» **DIRECTIONS**: Wherever the word "Manuel" turns up in a line of the entries, copy that line.

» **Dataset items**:
——

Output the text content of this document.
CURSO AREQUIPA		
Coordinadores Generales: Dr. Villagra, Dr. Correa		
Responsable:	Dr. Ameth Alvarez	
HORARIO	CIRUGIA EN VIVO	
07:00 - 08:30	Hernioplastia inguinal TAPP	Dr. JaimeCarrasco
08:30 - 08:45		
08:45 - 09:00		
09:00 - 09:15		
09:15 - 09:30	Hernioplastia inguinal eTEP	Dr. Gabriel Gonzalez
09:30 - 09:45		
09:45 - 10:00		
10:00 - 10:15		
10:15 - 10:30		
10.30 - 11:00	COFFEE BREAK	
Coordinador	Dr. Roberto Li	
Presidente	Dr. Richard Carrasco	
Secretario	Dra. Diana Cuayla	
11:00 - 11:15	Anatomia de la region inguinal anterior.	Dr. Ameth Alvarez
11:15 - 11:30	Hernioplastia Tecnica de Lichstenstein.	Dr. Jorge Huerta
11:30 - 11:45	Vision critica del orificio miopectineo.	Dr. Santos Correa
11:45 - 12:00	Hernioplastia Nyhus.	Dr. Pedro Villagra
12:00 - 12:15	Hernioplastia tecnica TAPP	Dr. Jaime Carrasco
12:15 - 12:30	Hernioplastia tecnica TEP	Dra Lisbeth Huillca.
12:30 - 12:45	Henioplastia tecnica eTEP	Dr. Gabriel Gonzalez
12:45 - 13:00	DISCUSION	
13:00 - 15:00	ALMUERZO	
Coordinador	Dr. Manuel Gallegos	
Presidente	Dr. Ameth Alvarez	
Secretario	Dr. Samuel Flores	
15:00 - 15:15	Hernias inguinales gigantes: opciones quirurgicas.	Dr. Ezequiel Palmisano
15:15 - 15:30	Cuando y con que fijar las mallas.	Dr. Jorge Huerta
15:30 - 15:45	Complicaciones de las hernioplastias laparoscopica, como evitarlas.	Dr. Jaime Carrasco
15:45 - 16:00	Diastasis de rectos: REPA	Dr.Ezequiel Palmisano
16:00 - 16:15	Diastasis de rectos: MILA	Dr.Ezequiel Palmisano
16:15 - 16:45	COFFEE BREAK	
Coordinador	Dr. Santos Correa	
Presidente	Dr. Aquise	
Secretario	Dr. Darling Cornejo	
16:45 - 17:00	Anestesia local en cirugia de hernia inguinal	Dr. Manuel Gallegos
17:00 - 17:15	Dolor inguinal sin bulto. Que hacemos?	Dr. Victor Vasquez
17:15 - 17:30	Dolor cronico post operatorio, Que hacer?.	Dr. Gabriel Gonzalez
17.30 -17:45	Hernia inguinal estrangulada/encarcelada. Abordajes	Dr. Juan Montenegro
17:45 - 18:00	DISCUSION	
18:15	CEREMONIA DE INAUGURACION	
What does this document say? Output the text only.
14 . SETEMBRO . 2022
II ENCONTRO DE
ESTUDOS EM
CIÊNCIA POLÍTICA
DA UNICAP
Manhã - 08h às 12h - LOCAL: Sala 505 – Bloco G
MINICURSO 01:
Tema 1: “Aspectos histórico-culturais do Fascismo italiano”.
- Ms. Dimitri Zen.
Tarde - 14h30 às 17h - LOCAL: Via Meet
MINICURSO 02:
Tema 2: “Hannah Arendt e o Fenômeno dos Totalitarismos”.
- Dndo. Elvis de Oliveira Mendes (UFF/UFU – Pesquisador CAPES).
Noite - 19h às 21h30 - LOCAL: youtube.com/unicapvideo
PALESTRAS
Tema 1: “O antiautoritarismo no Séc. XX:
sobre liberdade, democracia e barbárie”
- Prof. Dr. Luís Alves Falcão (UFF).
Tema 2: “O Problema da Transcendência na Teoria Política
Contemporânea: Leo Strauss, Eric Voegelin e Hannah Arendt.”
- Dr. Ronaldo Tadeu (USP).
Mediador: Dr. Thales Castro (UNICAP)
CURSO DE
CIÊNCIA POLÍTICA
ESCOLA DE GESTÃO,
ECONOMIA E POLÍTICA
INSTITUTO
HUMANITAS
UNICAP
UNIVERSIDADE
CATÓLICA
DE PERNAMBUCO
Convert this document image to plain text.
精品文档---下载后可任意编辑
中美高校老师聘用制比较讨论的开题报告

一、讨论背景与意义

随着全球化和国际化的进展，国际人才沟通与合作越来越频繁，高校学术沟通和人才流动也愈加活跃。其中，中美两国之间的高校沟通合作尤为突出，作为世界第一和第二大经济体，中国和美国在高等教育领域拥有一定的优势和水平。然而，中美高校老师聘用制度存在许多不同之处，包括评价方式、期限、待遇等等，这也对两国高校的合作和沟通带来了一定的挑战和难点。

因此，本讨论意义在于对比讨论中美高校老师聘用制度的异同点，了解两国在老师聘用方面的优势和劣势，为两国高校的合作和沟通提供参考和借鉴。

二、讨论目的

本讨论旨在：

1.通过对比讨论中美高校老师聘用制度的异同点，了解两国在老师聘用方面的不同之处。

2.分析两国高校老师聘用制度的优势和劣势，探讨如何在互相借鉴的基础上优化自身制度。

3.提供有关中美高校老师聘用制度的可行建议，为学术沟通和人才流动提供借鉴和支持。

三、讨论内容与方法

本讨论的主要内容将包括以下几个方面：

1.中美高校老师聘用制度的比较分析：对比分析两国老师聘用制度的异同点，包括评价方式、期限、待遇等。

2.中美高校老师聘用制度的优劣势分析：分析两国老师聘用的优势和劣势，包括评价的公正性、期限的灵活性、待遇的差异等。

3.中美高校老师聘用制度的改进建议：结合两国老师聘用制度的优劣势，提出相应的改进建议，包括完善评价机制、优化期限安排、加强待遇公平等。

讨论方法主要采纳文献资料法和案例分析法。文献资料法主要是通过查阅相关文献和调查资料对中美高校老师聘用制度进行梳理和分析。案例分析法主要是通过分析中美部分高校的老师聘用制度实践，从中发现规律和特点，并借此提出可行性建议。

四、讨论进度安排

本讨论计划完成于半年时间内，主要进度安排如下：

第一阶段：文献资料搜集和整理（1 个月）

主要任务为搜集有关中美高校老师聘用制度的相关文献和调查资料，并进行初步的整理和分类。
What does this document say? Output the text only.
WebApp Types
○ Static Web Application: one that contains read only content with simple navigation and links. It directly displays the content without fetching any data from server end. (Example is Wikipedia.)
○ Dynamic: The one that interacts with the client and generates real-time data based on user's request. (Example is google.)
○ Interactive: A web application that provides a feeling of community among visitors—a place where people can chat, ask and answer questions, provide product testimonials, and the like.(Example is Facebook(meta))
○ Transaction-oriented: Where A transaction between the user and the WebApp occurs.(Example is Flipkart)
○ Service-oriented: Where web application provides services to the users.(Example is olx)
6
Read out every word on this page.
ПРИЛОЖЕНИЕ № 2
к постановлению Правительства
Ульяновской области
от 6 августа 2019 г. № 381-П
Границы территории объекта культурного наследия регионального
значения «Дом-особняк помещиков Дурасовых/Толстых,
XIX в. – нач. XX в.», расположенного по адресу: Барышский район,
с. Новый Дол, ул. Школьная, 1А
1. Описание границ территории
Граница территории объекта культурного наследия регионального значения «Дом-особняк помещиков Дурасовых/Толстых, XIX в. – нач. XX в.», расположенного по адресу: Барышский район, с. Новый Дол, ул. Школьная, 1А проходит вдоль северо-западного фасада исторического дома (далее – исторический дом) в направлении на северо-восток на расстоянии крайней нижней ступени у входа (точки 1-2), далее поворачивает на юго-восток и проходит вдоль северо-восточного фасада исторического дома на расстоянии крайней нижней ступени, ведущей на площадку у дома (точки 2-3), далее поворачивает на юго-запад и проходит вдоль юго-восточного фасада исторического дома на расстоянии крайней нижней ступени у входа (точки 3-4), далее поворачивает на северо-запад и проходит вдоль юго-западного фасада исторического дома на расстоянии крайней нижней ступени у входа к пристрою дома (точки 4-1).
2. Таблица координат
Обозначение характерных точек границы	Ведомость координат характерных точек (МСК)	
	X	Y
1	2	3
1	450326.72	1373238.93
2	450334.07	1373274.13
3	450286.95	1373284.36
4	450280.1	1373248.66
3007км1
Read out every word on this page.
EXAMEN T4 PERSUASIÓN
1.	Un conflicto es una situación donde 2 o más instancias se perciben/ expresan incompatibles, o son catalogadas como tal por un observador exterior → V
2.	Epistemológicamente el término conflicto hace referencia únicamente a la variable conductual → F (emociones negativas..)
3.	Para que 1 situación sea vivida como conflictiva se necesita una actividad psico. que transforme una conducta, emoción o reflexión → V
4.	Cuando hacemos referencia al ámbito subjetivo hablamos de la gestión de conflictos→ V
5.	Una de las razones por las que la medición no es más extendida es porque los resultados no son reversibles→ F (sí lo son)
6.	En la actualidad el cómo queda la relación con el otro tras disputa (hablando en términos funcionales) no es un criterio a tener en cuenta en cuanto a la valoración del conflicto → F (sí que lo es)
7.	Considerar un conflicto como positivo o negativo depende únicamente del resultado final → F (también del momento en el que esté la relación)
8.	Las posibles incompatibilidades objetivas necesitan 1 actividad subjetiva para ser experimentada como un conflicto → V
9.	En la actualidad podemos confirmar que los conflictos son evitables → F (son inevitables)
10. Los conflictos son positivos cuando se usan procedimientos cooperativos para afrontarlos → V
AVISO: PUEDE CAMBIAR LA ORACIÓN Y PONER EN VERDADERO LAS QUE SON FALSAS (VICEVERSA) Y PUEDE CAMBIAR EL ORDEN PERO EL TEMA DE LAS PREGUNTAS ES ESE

——

» **FINAL ANSWER**:
Coordinador	Dr. Manuel Gallegos	
16:45 - 17:00	Anestesia local en cirugia de hernia inguinal	Dr. Manuel Gallegos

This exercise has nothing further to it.